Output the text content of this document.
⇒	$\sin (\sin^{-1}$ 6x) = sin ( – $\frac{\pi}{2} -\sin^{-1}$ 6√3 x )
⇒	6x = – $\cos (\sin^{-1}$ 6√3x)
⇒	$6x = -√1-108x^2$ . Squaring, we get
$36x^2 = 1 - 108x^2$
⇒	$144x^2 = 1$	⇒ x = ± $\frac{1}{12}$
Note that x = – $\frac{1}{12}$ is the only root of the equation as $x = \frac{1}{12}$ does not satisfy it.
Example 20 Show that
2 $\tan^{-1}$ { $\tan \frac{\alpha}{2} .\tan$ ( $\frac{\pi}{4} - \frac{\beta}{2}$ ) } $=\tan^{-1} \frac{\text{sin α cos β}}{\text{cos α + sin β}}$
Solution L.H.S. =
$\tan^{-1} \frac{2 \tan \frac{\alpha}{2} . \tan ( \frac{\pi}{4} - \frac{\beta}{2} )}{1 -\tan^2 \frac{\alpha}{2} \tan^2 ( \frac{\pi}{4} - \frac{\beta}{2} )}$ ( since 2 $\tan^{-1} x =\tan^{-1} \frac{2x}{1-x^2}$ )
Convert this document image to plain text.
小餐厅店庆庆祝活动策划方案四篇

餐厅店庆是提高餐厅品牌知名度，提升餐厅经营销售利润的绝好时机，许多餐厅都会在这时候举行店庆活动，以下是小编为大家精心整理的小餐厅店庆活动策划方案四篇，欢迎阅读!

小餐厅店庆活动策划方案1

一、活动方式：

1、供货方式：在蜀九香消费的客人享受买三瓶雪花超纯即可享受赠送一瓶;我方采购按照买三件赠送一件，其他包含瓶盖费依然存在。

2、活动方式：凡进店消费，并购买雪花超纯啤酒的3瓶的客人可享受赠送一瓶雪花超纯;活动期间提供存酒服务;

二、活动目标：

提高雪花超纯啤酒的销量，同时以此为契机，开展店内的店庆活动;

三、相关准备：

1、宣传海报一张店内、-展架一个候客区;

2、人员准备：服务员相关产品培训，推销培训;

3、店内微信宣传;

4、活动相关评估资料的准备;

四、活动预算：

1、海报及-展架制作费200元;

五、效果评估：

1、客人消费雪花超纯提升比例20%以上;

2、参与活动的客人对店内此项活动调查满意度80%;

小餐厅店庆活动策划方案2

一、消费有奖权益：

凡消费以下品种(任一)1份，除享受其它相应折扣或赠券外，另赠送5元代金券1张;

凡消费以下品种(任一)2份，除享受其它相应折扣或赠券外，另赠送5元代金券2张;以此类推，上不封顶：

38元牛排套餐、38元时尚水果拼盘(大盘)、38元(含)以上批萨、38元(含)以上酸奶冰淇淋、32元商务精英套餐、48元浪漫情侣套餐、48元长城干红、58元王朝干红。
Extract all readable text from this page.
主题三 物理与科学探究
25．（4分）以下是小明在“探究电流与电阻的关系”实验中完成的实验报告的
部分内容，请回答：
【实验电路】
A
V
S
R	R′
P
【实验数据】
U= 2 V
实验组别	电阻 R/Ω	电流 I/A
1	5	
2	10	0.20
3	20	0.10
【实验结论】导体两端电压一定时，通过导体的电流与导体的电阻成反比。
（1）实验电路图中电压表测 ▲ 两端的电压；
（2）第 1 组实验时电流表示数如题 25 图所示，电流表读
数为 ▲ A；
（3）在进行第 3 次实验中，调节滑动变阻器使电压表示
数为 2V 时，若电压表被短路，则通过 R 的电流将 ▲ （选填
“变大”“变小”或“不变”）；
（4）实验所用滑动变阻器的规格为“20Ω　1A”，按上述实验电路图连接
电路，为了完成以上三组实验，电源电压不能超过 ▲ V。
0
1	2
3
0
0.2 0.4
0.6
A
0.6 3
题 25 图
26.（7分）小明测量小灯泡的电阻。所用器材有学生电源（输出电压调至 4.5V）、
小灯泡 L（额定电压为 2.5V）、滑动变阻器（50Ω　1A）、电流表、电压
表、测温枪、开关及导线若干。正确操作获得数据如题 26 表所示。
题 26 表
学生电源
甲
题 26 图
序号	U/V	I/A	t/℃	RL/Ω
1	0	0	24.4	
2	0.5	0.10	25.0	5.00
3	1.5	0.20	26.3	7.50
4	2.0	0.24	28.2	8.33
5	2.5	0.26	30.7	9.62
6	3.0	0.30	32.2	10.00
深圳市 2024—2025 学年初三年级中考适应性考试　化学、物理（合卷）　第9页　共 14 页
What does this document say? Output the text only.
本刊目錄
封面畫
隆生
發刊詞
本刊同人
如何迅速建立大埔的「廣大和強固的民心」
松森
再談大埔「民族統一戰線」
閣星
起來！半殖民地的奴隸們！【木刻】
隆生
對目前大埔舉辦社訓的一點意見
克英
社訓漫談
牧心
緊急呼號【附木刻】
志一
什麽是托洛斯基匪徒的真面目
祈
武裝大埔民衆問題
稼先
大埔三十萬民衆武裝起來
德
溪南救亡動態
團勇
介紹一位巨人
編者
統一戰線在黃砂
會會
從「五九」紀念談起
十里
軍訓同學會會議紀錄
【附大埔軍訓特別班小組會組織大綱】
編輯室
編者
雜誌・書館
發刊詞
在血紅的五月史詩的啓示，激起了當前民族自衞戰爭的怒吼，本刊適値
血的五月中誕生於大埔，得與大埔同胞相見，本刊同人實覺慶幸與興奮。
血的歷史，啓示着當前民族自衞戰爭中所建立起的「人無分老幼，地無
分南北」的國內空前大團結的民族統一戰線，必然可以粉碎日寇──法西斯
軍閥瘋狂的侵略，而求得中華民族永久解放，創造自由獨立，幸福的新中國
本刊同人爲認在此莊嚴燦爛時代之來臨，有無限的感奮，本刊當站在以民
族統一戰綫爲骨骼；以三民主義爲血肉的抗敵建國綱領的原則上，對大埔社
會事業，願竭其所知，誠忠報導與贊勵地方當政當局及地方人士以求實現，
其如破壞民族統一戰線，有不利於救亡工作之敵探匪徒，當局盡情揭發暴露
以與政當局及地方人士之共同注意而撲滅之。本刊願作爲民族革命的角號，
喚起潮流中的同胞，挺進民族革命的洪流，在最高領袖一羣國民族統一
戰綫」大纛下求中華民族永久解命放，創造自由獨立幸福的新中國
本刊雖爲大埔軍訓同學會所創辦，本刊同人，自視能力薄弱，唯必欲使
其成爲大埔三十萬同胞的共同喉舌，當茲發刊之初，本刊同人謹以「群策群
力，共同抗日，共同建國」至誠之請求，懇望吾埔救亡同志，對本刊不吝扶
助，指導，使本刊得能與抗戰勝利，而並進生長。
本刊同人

=====

THE EXERCISE: In the entries above, find each line with the word "document" and copy it.

SOLUTION:
Output the text content of this document.
Convert this document image to plain text.
What does this document say? Output the text only.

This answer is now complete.